Work instructions:
Copy each line below without leaving any out.

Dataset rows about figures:
※ ※ ※

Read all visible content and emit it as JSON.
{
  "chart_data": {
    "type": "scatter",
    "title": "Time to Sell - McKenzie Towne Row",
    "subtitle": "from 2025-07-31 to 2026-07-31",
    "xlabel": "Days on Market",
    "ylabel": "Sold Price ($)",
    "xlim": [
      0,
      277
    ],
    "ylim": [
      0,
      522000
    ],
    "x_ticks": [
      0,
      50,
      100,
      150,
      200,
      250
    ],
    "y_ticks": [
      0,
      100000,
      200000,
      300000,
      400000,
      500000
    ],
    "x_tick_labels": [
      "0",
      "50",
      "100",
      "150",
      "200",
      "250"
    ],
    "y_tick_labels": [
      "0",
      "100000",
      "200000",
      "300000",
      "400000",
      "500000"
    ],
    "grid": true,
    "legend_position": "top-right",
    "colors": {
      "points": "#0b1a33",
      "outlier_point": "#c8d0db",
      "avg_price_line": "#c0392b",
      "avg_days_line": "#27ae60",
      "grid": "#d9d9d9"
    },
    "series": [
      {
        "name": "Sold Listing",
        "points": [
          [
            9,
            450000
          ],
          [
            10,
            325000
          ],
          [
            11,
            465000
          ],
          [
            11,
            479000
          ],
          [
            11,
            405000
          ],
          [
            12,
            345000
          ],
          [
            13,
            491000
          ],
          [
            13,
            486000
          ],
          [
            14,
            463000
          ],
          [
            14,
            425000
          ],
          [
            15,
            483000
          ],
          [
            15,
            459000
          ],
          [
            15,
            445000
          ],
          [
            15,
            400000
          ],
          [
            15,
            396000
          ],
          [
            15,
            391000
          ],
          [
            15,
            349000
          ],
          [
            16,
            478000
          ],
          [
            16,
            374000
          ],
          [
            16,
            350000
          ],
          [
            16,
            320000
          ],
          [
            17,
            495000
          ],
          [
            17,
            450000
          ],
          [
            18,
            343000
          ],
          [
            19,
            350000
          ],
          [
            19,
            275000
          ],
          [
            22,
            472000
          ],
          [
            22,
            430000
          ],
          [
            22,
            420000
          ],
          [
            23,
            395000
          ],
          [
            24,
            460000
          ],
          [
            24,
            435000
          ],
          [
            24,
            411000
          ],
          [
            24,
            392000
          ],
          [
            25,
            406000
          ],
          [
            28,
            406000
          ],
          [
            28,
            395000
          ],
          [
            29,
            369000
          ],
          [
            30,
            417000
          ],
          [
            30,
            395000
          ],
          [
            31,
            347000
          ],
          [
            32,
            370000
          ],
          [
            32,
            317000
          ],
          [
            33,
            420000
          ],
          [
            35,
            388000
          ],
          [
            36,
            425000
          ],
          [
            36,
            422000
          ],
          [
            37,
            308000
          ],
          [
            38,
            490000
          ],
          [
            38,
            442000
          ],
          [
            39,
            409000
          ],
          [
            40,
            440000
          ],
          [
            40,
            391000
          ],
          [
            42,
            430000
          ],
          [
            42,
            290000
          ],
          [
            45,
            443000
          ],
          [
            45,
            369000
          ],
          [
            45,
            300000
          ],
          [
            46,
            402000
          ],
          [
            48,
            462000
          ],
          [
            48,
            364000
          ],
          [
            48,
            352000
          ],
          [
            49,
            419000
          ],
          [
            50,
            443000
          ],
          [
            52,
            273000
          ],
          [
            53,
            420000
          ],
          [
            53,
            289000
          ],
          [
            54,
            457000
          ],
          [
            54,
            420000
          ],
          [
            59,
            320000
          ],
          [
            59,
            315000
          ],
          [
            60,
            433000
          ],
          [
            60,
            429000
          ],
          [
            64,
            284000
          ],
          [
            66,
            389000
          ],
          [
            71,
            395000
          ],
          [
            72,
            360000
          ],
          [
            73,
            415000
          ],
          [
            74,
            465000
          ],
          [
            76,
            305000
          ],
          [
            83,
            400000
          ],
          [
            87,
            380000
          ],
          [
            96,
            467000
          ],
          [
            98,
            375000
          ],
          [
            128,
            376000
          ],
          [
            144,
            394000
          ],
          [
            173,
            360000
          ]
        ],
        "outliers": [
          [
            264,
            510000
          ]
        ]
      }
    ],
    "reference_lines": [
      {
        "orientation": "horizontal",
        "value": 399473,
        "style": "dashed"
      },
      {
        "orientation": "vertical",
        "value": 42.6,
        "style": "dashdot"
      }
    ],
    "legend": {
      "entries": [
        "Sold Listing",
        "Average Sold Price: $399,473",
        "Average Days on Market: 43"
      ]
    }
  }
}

※ ※ ※

Reply to the exercise:
Read all visible content and emit it as JSON.
{
  "chart_data": {
    "type": "scatter",
    "title": "Time to Sell - McKenzie Towne Row",
    "subtitle": "from 2025-07-31 to 2026-07-31",
    "xlabel": "Days on Market",
    "ylabel": "Sold Price ($)",
    "xlim": [
      0,
      277
    ],
    "ylim": [
      0,
      522000
    ],
    "x_ticks": [
      0,
      50,
      100,
      150,
      200,
      250
    ],
    "y_ticks": [
      0,
      100000,
      200000,
      300000,
      400000,
      500000
    ],
    "x_tick_labels": [
      "0",
      "50",
      "100",
      "150",
      "200",
      "250"
    ],
    "y_tick_labels": [
      "0",
      "100000",
      "200000",
      "300000",
      "400000",
      "500000"
    ],
    "grid": true,
    "legend_position": "top-right",
    "colors": {
      "points": "#0b1a33",
      "outlier_point": "#c8d0db",
      "avg_price_line": "#c0392b",
      "avg_days_line": "#27ae60",
      "grid": "#d9d9d9"
    },
    "series": [
      {
        "name": "Sold Listing",
        "points": [
          [
            9,
            450000
          ],
          [
            10,
            325000
          ],
          [
            11,
            465000
          ],
          [
            11,
            479000
          ],
          [
            11,
            405000
          ],
          [
            12,
            345000
          ],
          [
            13,
            491000
          ],
          [
            13,
            486000
          ],
          [
            14,
            463000
          ],
          [
            14,
            425000
          ],
          [
            15,
            483000
          ],
          [
            15,
            459000
          ],
          [
            15,
            445000
          ],
          [
            15,
            400000
          ],
          [
            15,
            396000
          ],
          [
            15,
            391000
          ],
          [
            15,
            349000
          ],
          [
            16,
            478000
          ],
          [
            16,
            374000
          ],
          [
            16,
            350000
          ],
          [
            16,
            320000
          ],
          [
            17,
            495000
          ],
          [
            17,
            450000
          ],
          [
            18,
            343000
          ],
          [
            19,
            350000
          ],
          [
            19,
            275000
          ],
          [
            22,
            472000
          ],
          [
            22,
            430000
          ],
          [
            22,
            420000
          ],
          [
            23,
            395000
          ],
          [
            24,
            460000
          ],
          [
            24,
            435000
          ],
          [
            24,
            411000
          ],
          [
            24,
            392000
          ],
          [
            25,
            406000
          ],
          [
            28,
            406000
          ],
          [
            28,
            395000
          ],
          [
            29,
            369000
          ],
          [
            30,
            417000
          ],
          [
            30,
            395000
          ],
          [
            31,
            347000
          ],
          [
            32,
            370000
          ],
          [
            32,
            317000
          ],
          [
            33,
            420000
          ],
          [
            35,
            388000
          ],
          [
            36,
            425000
          ],
          [
            36,
            422000
          ],
          [
            37,
            308000
          ],
          [
            38,
            490000
          ],
          [
            38,
            442000
          ],
          [
            39,
            409000
          ],
          [
            40,
            440000
          ],
          [
            40,
            391000
          ],
          [
            42,
            430000
          ],
          [
            42,
            290000
          ],
          [
            45,
            443000
          ],
          [
            45,
            369000
          ],
          [
            45,
            300000
          ],
          [
            46,
            402000
          ],
          [
            48,
            462000
          ],
          [
            48,
            364000
          ],
          [
            48,
            352000
          ],
          [
            49,
            419000
          ],
          [
            50,
            443000
          ],
          [
            52,
            273000
          ],
          [
            53,
            420000
          ],
          [
            53,
            289000
          ],
          [
            54,
            457000
          ],
          [
            54,
            420000
          ],
          [
            59,
            320000
          ],
          [
            59,
            315000
          ],
          [
            60,
            433000
          ],
          [
            60,
            429000
          ],
          [
            64,
            284000
          ],
          [
            66,
            389000
          ],
          [
            71,
            395000
          ],
          [
            72,
            360000
          ],
          [
            73,
            415000
          ],
          [
            74,
            465000
          ],
          [
            76,
            305000
          ],
          [
            83,
            400000
          ],
          [
            87,
            380000
          ],
          [
            96,
            467000
          ],
          [
            98,
            375000
          ],
          [
            128,
            376000
          ],
          [
            144,
            394000
          ],
          [
            173,
            360000
          ]
        ],
        "outliers": [
          [
            264,
            510000
          ]
        ]
      }
    ],
    "reference_lines": [
      {
        "orientation": "horizontal",
        "value": 399473,
        "style": "dashed"
      },
      {
        "orientation": "vertical",
        "value": 42.6,
        "style": "dashdot"
      }
    ],
    "legend": {
      "entries": [
        "Sold Listing",
        "Average Sold Price: $399,473",
        "Average Days on Market: 43"
      ]
    }
  }
}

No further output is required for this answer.